WHAT NEEDS TO BE DONE - Which lines of the listing below contain the word "room"? Find every one and copy each out in full.

-.-.-

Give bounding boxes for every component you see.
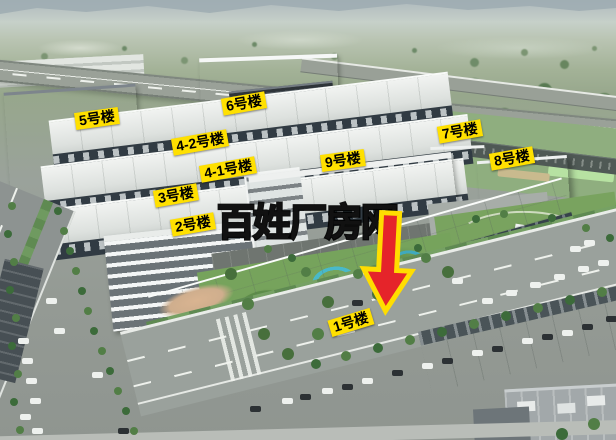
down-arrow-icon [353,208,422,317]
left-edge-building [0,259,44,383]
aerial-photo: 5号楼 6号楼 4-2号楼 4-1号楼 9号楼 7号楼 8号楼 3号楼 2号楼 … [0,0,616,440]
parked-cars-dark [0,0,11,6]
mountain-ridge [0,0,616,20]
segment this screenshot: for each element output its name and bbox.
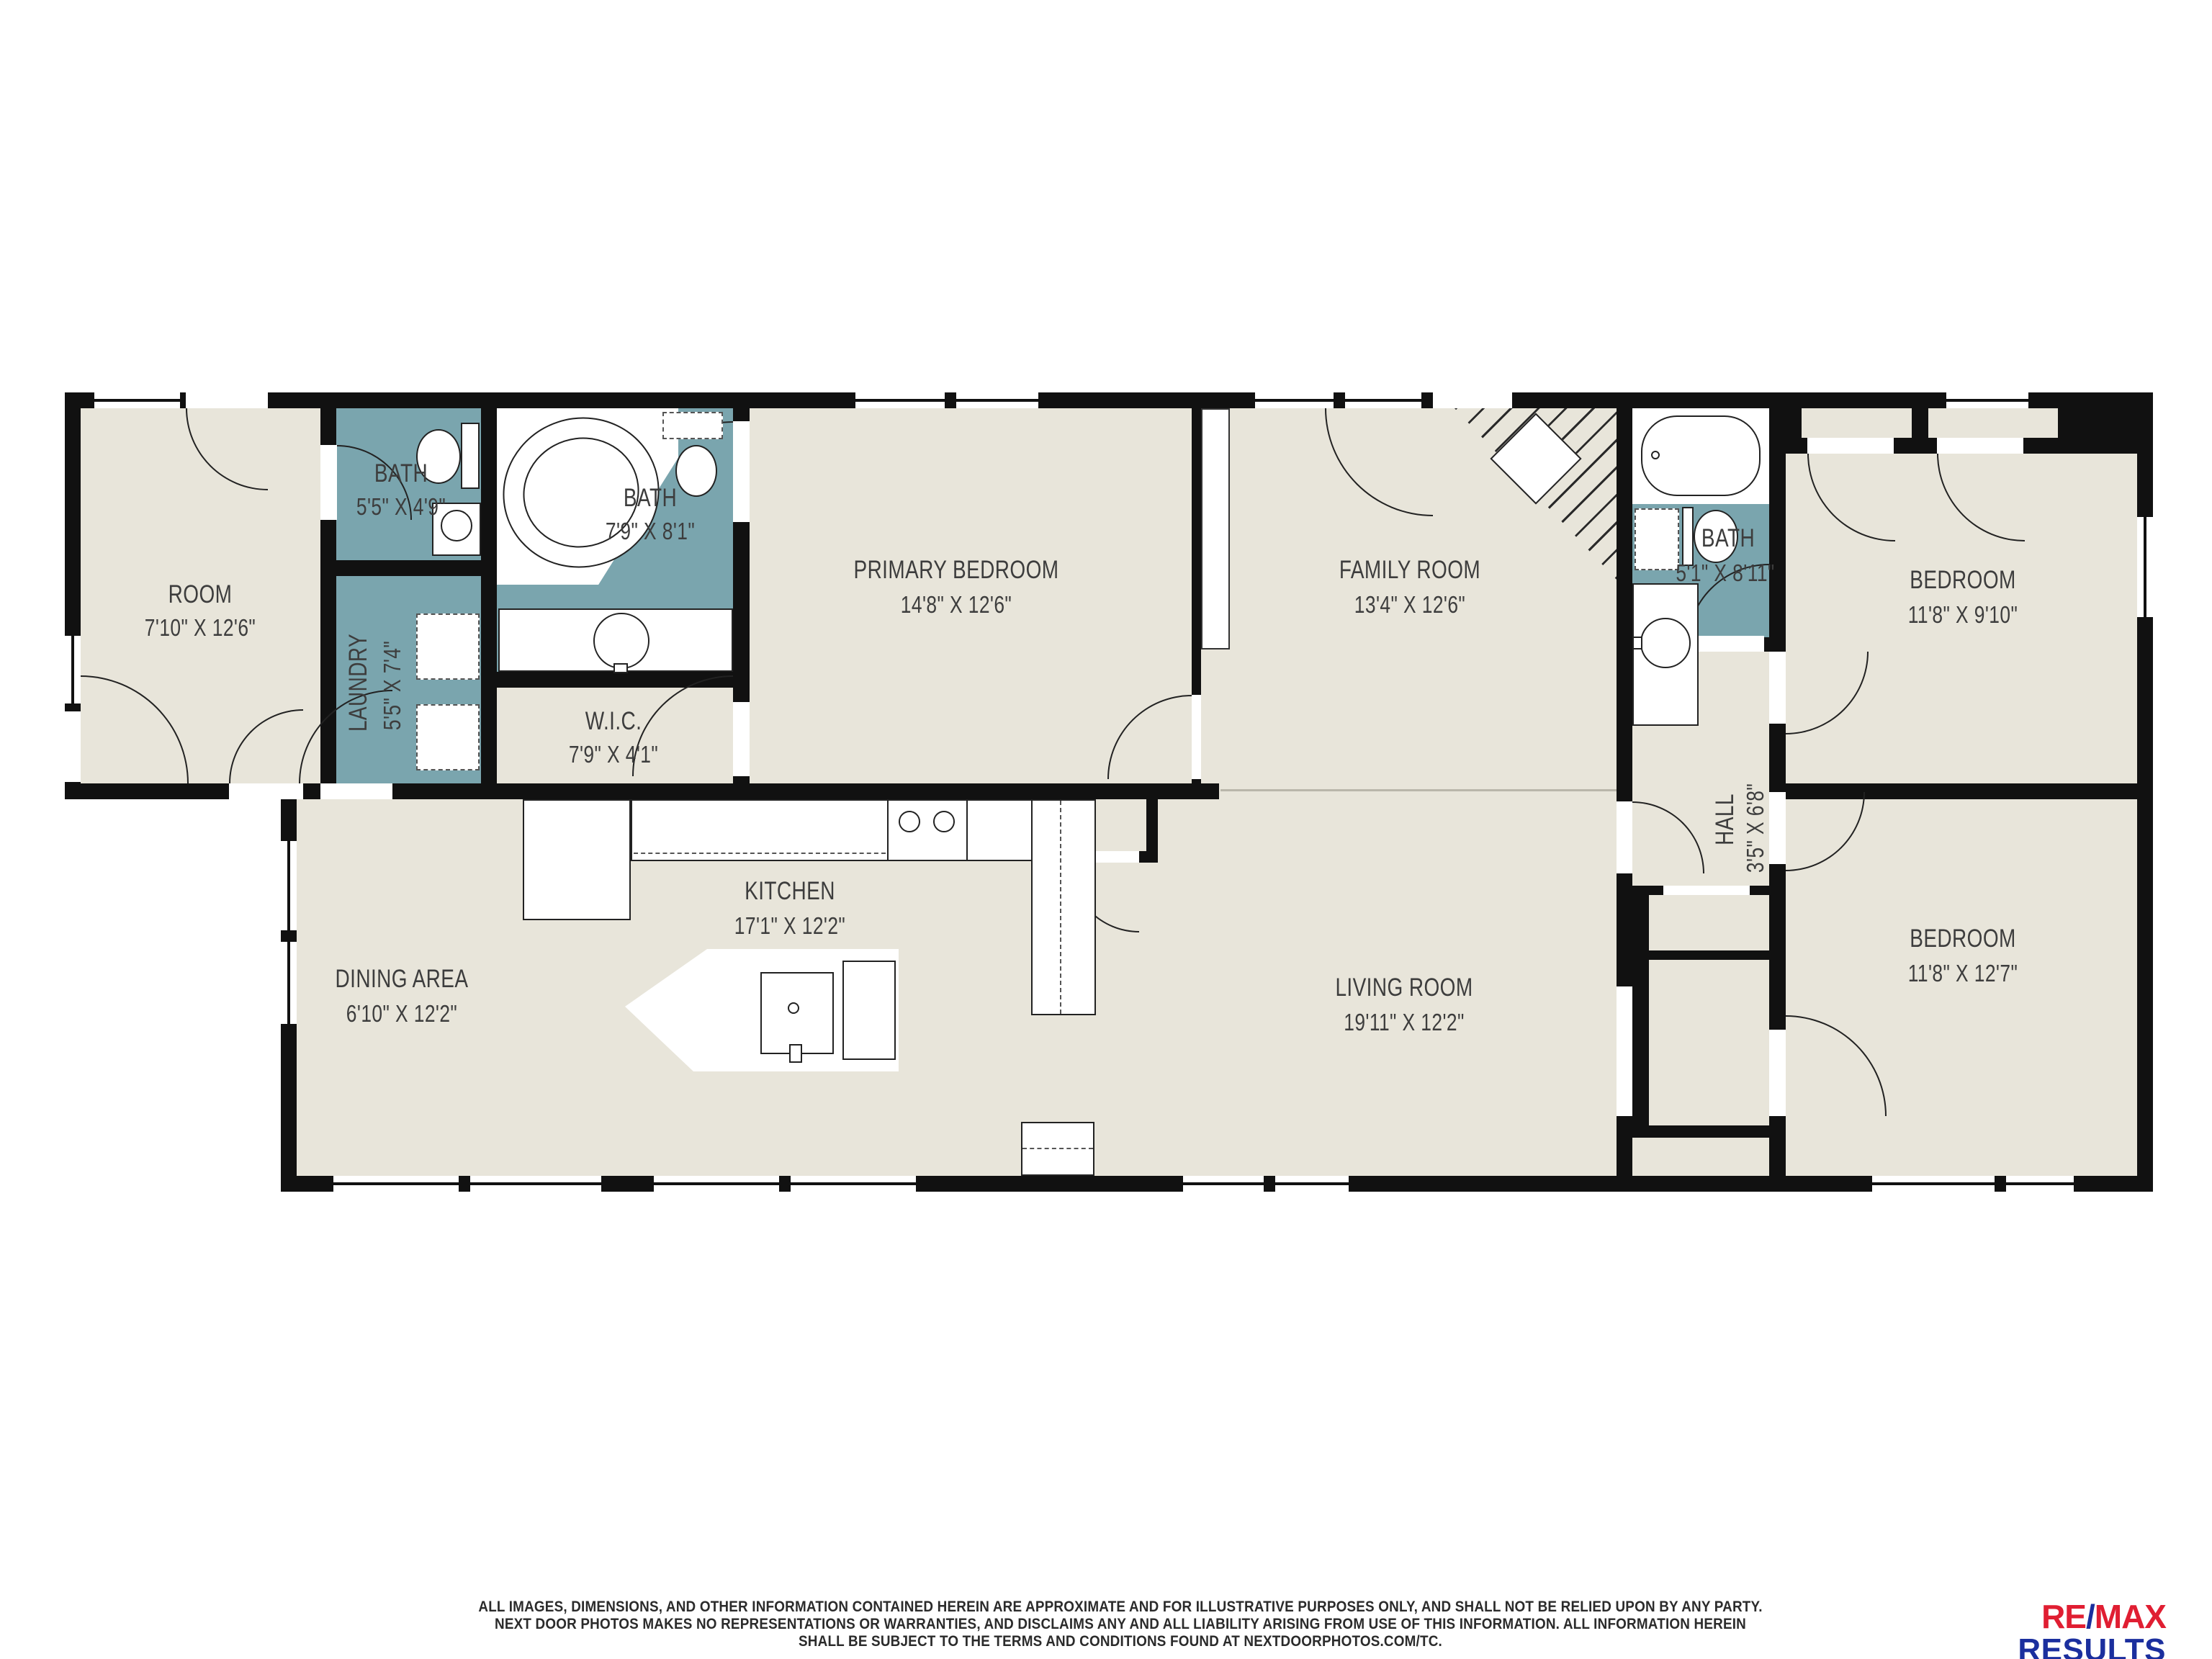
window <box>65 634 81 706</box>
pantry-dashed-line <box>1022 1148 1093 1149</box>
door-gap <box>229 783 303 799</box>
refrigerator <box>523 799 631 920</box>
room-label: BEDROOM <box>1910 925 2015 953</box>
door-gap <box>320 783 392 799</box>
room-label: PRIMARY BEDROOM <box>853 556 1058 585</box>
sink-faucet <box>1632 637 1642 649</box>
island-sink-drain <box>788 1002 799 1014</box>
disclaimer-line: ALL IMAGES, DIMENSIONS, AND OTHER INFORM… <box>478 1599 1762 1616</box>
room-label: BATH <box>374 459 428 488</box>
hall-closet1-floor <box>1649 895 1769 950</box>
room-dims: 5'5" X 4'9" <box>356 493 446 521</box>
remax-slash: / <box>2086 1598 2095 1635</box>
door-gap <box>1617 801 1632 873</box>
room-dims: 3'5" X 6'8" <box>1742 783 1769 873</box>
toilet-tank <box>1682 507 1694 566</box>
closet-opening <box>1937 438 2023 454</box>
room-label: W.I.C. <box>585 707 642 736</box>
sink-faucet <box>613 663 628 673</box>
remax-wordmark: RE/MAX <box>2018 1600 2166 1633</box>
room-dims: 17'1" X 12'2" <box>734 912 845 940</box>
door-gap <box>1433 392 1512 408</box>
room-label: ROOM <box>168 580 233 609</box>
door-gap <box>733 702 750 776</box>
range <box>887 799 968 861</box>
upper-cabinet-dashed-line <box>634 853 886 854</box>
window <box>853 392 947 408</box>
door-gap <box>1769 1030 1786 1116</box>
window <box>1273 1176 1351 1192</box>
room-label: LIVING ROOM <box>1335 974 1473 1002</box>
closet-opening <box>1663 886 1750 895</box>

-.-.-

FINISHED EXERCISE -
room-label: BEDROOM <box>1910 925 2015 953</box>
room-label: PRIMARY BEDROOM <box>853 556 1058 585</box>
room-label: BATH <box>374 459 428 488</box>
room-dims: 5'5" X 4'9" <box>356 493 446 521</box>
room-dims: 3'5" X 6'8" <box>1742 783 1769 873</box>
room-label: W.I.C. <box>585 707 642 736</box>
room-dims: 17'1" X 12'2" <box>734 912 845 940</box>
room-label: ROOM <box>168 580 233 609</box>
room-label: LIVING ROOM <box>1335 974 1473 1002</box>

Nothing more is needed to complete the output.